Items from a data source
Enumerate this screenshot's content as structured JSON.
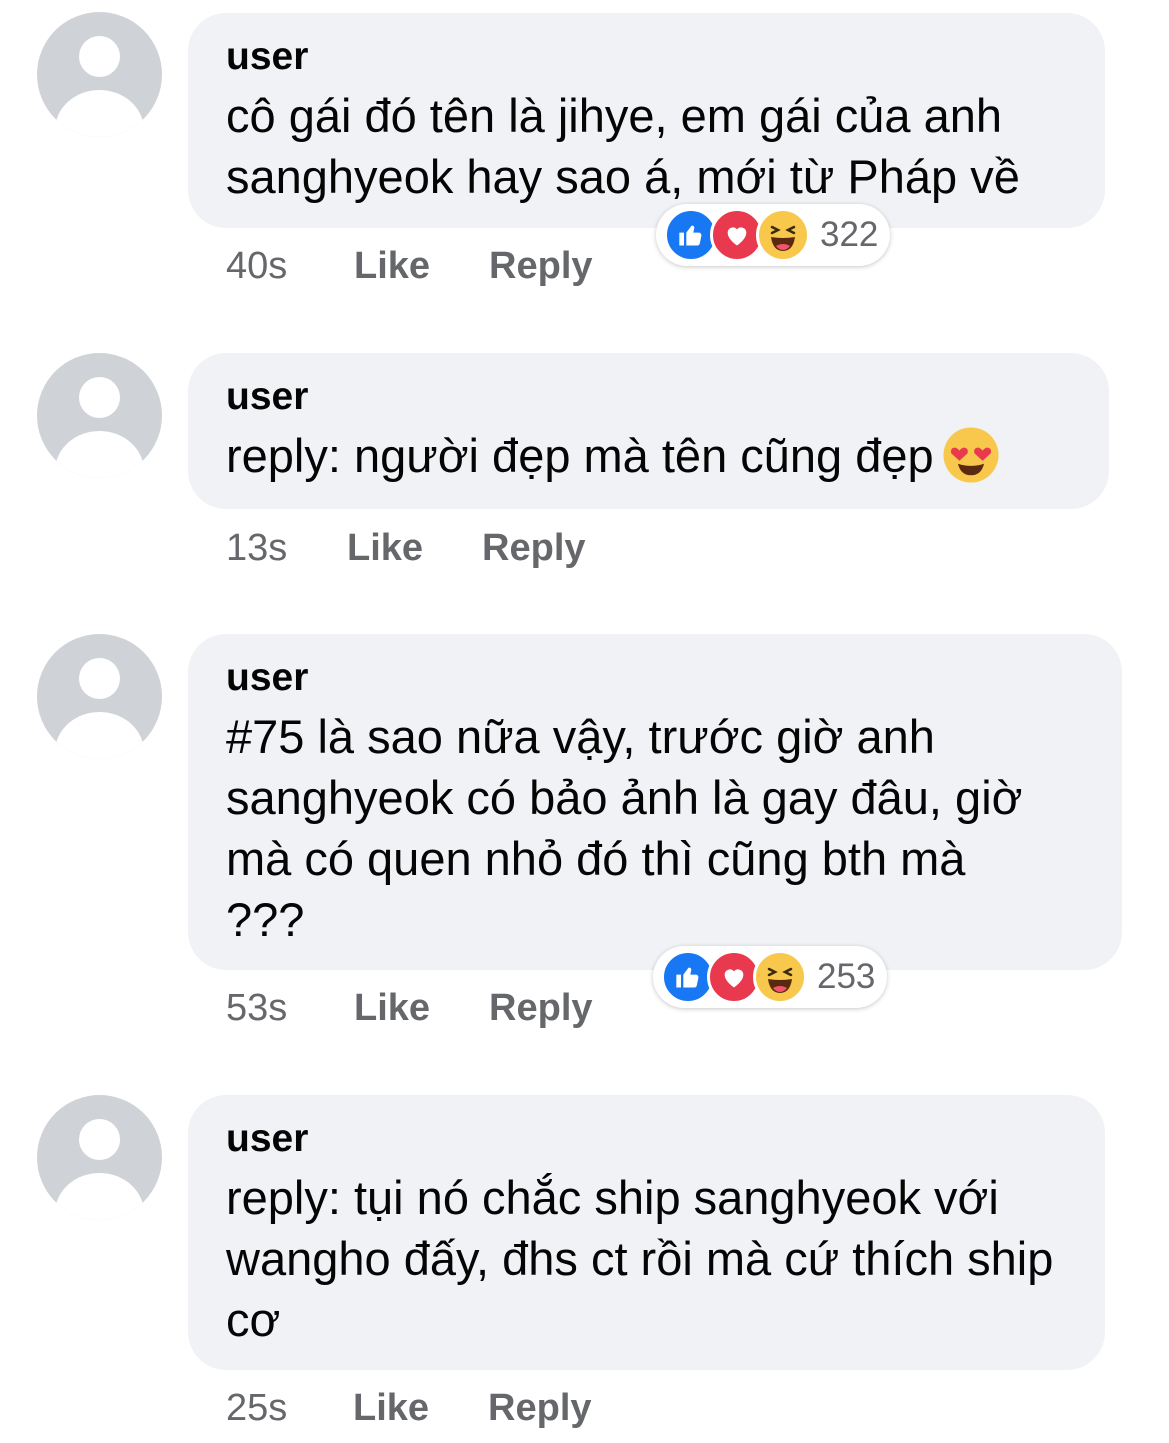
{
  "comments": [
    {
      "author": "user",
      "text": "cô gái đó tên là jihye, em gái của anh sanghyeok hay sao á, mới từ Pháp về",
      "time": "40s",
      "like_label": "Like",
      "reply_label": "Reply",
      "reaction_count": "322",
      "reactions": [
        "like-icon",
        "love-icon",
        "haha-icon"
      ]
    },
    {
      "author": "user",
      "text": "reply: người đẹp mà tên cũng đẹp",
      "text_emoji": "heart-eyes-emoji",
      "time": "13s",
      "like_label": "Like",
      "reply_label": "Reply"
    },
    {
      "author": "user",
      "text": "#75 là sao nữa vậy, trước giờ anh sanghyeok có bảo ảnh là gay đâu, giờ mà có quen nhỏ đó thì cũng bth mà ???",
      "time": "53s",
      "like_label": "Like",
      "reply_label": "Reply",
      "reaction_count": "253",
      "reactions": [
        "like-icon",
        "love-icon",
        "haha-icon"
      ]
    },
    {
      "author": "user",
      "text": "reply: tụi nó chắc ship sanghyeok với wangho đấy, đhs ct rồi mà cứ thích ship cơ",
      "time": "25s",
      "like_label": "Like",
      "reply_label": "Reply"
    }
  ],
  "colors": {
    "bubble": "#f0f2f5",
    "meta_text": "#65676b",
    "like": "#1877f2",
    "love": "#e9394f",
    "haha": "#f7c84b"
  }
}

## WHAT IS EXPECTED
Pull out all lines from the entries above in which the word "sanghyeok" appears.

## IN RESPONSE
      "text": "cô gái đó tên là jihye, em gái của anh sanghyeok hay sao á, mới từ Pháp về",
      "text": "#75 là sao nữa vậy, trước giờ anh sanghyeok có bảo ảnh là gay đâu, giờ mà có quen nhỏ đó thì cũng bth mà ???",
      "text": "reply: tụi nó chắc ship sanghyeok với wangho đấy, đhs ct rồi mà cứ thích ship cơ",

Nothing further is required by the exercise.